Work to be completed:
Repeat the records exactly. Every line must match.

== == ==

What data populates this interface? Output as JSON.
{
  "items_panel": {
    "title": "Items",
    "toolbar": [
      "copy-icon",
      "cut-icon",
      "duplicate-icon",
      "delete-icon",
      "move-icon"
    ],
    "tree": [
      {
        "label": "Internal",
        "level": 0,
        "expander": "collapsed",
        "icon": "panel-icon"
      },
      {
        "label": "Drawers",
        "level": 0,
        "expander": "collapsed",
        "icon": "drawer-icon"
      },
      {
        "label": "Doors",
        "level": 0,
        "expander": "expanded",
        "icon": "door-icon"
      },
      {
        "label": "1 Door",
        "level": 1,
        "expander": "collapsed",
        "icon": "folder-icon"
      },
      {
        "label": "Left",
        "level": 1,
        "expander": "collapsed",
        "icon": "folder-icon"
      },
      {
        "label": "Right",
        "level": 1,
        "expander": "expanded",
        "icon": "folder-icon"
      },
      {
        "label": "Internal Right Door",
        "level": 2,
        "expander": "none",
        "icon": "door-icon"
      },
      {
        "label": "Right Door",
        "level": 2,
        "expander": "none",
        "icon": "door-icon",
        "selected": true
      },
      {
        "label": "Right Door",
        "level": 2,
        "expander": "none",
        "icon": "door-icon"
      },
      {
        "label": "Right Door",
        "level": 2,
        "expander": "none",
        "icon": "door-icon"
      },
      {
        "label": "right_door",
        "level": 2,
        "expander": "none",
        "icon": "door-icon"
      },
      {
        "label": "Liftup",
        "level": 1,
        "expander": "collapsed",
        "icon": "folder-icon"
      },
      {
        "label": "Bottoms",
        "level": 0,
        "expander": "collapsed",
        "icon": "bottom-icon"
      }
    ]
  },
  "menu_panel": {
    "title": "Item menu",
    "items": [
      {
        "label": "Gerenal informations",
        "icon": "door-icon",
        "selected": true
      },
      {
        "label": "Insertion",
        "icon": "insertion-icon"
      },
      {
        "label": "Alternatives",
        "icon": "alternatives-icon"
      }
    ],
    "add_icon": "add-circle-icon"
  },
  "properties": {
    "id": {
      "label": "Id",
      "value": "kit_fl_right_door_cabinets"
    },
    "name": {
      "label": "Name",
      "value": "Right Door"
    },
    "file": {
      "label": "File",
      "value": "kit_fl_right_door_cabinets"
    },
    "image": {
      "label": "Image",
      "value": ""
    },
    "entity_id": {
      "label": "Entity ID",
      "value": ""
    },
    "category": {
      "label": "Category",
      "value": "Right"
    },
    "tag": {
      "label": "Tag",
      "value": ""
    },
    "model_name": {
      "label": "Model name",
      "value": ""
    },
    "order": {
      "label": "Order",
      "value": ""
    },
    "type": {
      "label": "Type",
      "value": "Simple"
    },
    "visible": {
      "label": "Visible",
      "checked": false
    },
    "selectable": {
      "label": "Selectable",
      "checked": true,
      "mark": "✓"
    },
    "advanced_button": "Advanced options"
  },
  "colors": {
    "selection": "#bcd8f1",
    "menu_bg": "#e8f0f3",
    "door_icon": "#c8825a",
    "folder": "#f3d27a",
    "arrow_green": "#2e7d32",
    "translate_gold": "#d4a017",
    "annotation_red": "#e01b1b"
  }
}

== == ==

Reply to the exercise:
What data populates this interface? Output as JSON.
{
  "items_panel": {
    "title": "Items",
    "toolbar": [
      "copy-icon",
      "cut-icon",
      "duplicate-icon",
      "delete-icon",
      "move-icon"
    ],
    "tree": [
      {
        "label": "Internal",
        "level": 0,
        "expander": "collapsed",
        "icon": "panel-icon"
      },
      {
        "label": "Drawers",
        "level": 0,
        "expander": "collapsed",
        "icon": "drawer-icon"
      },
      {
        "label": "Doors",
        "level": 0,
        "expander": "expanded",
        "icon": "door-icon"
      },
      {
        "label": "1 Door",
        "level": 1,
        "expander": "collapsed",
        "icon": "folder-icon"
      },
      {
        "label": "Left",
        "level": 1,
        "expander": "collapsed",
        "icon": "folder-icon"
      },
      {
        "label": "Right",
        "level": 1,
        "expander": "expanded",
        "icon": "folder-icon"
      },
      {
        "label": "Internal Right Door",
        "level": 2,
        "expander": "none",
        "icon": "door-icon"
      },
      {
        "label": "Right Door",
        "level": 2,
        "expander": "none",
        "icon": "door-icon",
        "selected": true
      },
      {
        "label": "Right Door",
        "level": 2,
        "expander": "none",
        "icon": "door-icon"
      },
      {
        "label": "Right Door",
        "level": 2,
        "expander": "none",
        "icon": "door-icon"
      },
      {
        "label": "right_door",
        "level": 2,
        "expander": "none",
        "icon": "door-icon"
      },
      {
        "label": "Liftup",
        "level": 1,
        "expander": "collapsed",
        "icon": "folder-icon"
      },
      {
        "label": "Bottoms",
        "level": 0,
        "expander": "collapsed",
        "icon": "bottom-icon"
      }
    ]
  },
  "menu_panel": {
    "title": "Item menu",
    "items": [
      {
        "label": "Gerenal informations",
        "icon": "door-icon",
        "selected": true
      },
      {
        "label": "Insertion",
        "icon": "insertion-icon"
      },
      {
        "label": "Alternatives",
        "icon": "alternatives-icon"
      }
    ],
    "add_icon": "add-circle-icon"
  },
  "properties": {
    "id": {
      "label": "Id",
      "value": "kit_fl_right_door_cabinets"
    },
    "name": {
      "label": "Name",
      "value": "Right Door"
    },
    "file": {
      "label": "File",
      "value": "kit_fl_right_door_cabinets"
    },
    "image": {
      "label": "Image",
      "value": ""
    },
    "entity_id": {
      "label": "Entity ID",
      "value": ""
    },
    "category": {
      "label": "Category",
      "value": "Right"
    },
    "tag": {
      "label": "Tag",
      "value": ""
    },
    "model_name": {
      "label": "Model name",
      "value": ""
    },
    "order": {
      "label": "Order",
      "value": ""
    },
    "type": {
      "label": "Type",
      "value": "Simple"
    },
    "visible": {
      "label": "Visible",
      "checked": false
    },
    "selectable": {
      "label": "Selectable",
      "checked": true,
      "mark": "✓"
    },
    "advanced_button": "Advanced options"
  },
  "colors": {
    "selection": "#bcd8f1",
    "menu_bg": "#e8f0f3",
    "door_icon": "#c8825a",
    "folder": "#f3d27a",
    "arrow_green": "#2e7d32",
    "translate_gold": "#d4a017",
    "annotation_red": "#e01b1b"
  }
}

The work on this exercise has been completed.